>> Start Data extract

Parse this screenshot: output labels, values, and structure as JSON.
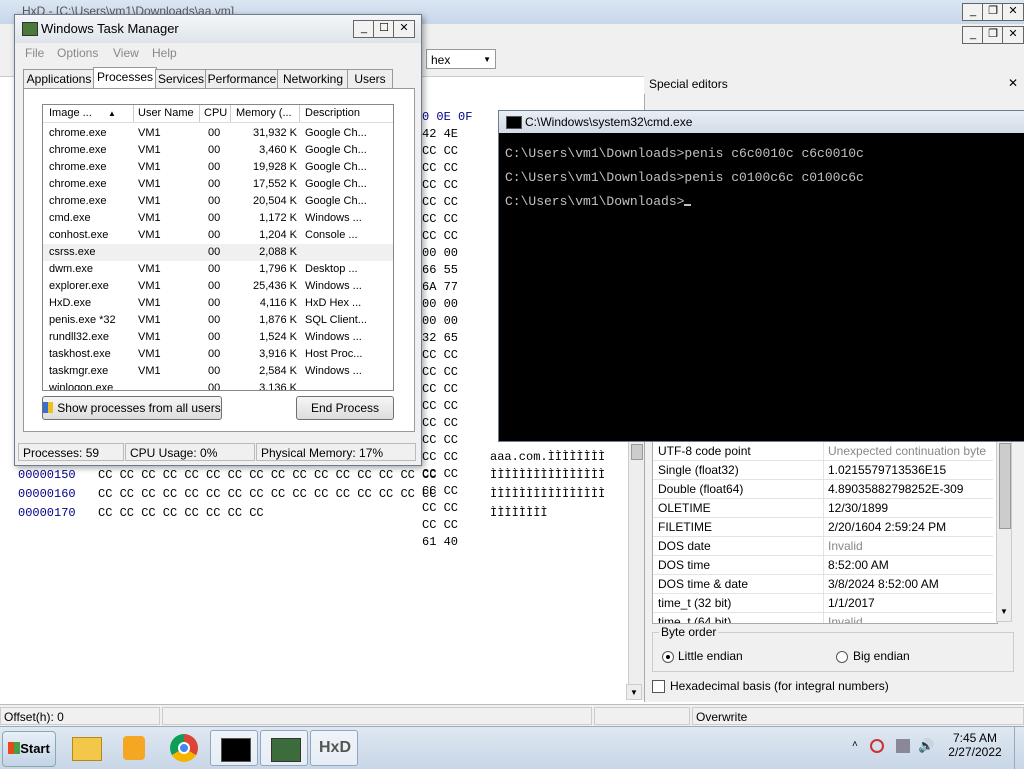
{
  "hxd": {
    "title": "HxD - [C:\\Users\\vm1\\Downloads\\aa.vm]",
    "datatype": "hex",
    "hex_rows": [
      {
        "offset": "00000150",
        "bytes": "CC CC CC CC CC CC CC CC CC CC CC CC CC CC CC CC",
        "text": "ÌÌÌÌÌÌÌÌÌÌÌÌÌÌÌÌ"
      },
      {
        "offset": "00000160",
        "bytes": "CC CC CC CC CC CC CC CC CC CC CC CC CC CC CC CC",
        "text": "ÌÌÌÌÌÌÌÌÌÌÌÌÌÌÌÌ"
      },
      {
        "offset": "00000170",
        "bytes": "CC CC CC CC CC CC CC CC",
        "text": "ÌÌÌÌÌÌÌÌ"
      }
    ],
    "partial_hex_col": [
      "0 0E 0F",
      "42 4E",
      "CC CC",
      "CC CC",
      "CC CC",
      "CC CC",
      "CC CC",
      "CC CC",
      "00 00",
      "66 55",
      "6A 77",
      "00 00",
      "00 00",
      "32 65",
      "CC CC",
      "CC CC",
      "CC CC",
      "CC CC",
      "CC CC",
      "CC CC",
      "CC CC",
      "CC CC",
      "CC CC",
      "CC CC",
      "CC CC",
      "61 40"
    ],
    "partial_text_rows": [
      "aaa.com.ÌÌÌÌÌÌÌÌ"
    ],
    "status": {
      "offset": "Offset(h): 0",
      "mode": "Overwrite"
    }
  },
  "special_editors": {
    "title": "Special editors",
    "rows": [
      {
        "key": "UTF-8 code point",
        "value": "Unexpected continuation byte",
        "grey": true
      },
      {
        "key": "Single (float32)",
        "value": "1.0215579713536E15",
        "grey": false
      },
      {
        "key": "Double (float64)",
        "value": "4.89035882798252E-309",
        "grey": false
      },
      {
        "key": "OLETIME",
        "value": "12/30/1899",
        "grey": false
      },
      {
        "key": "FILETIME",
        "value": "2/20/1604 2:59:24 PM",
        "grey": false
      },
      {
        "key": "DOS date",
        "value": "Invalid",
        "grey": true
      },
      {
        "key": "DOS time",
        "value": "8:52:00 AM",
        "grey": false
      },
      {
        "key": "DOS time & date",
        "value": "3/8/2024 8:52:00 AM",
        "grey": false
      },
      {
        "key": "time_t (32 bit)",
        "value": "1/1/2017",
        "grey": false
      },
      {
        "key": "time_t (64 bit)",
        "value": "Invalid",
        "grey": true
      }
    ],
    "byte_order_label": "Byte order",
    "little_endian": "Little endian",
    "big_endian": "Big endian",
    "hex_basis": "Hexadecimal basis (for integral numbers)"
  },
  "taskmgr": {
    "title": "Windows Task Manager",
    "menu": [
      "File",
      "Options",
      "View",
      "Help"
    ],
    "tabs": [
      "Applications",
      "Processes",
      "Services",
      "Performance",
      "Networking",
      "Users"
    ],
    "columns": [
      "Image ...",
      "User Name",
      "CPU",
      "Memory (...",
      "Description"
    ],
    "processes": [
      {
        "image": "chrome.exe",
        "user": "VM1",
        "cpu": "00",
        "mem": "31,932 K",
        "desc": "Google Ch..."
      },
      {
        "image": "chrome.exe",
        "user": "VM1",
        "cpu": "00",
        "mem": "3,460 K",
        "desc": "Google Ch..."
      },
      {
        "image": "chrome.exe",
        "user": "VM1",
        "cpu": "00",
        "mem": "19,928 K",
        "desc": "Google Ch..."
      },
      {
        "image": "chrome.exe",
        "user": "VM1",
        "cpu": "00",
        "mem": "17,552 K",
        "desc": "Google Ch..."
      },
      {
        "image": "chrome.exe",
        "user": "VM1",
        "cpu": "00",
        "mem": "20,504 K",
        "desc": "Google Ch..."
      },
      {
        "image": "cmd.exe",
        "user": "VM1",
        "cpu": "00",
        "mem": "1,172 K",
        "desc": "Windows ..."
      },
      {
        "image": "conhost.exe",
        "user": "VM1",
        "cpu": "00",
        "mem": "1,204 K",
        "desc": "Console ..."
      },
      {
        "image": "csrss.exe",
        "user": "",
        "cpu": "00",
        "mem": "2,088 K",
        "desc": ""
      },
      {
        "image": "dwm.exe",
        "user": "VM1",
        "cpu": "00",
        "mem": "1,796 K",
        "desc": "Desktop ..."
      },
      {
        "image": "explorer.exe",
        "user": "VM1",
        "cpu": "00",
        "mem": "25,436 K",
        "desc": "Windows ..."
      },
      {
        "image": "HxD.exe",
        "user": "VM1",
        "cpu": "00",
        "mem": "4,116 K",
        "desc": "HxD Hex ..."
      },
      {
        "image": "penis.exe *32",
        "user": "VM1",
        "cpu": "00",
        "mem": "1,876 K",
        "desc": "SQL Client..."
      },
      {
        "image": "rundll32.exe",
        "user": "VM1",
        "cpu": "00",
        "mem": "1,524 K",
        "desc": "Windows ..."
      },
      {
        "image": "taskhost.exe",
        "user": "VM1",
        "cpu": "00",
        "mem": "3,916 K",
        "desc": "Host Proc..."
      },
      {
        "image": "taskmgr.exe",
        "user": "VM1",
        "cpu": "00",
        "mem": "2,584 K",
        "desc": "Windows ..."
      },
      {
        "image": "winlogon.exe",
        "user": "",
        "cpu": "00",
        "mem": "3,136 K",
        "desc": ""
      }
    ],
    "show_all_btn": "Show processes from all users",
    "end_process_btn": "End Process",
    "status": {
      "processes": "Processes: 59",
      "cpu": "CPU Usage: 0%",
      "memory": "Physical Memory: 17%"
    }
  },
  "cmd": {
    "title": "C:\\Windows\\system32\\cmd.exe",
    "lines": [
      "C:\\Users\\vm1\\Downloads>penis c6c0010c c6c0010c",
      "C:\\Users\\vm1\\Downloads>penis c0100c6c c0100c6c",
      "C:\\Users\\vm1\\Downloads>"
    ]
  },
  "taskbar": {
    "start": "Start",
    "time": "7:45 AM",
    "date": "2/27/2022"
  }
}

>> End Data extract

# [Exercise objective]
Identify all lines in the records above with the word "offset".

# [Result of this task]
        "offset": "00000150",
        "offset": "00000160",
        "offset": "00000170",
      "offset": "Offset(h): 0",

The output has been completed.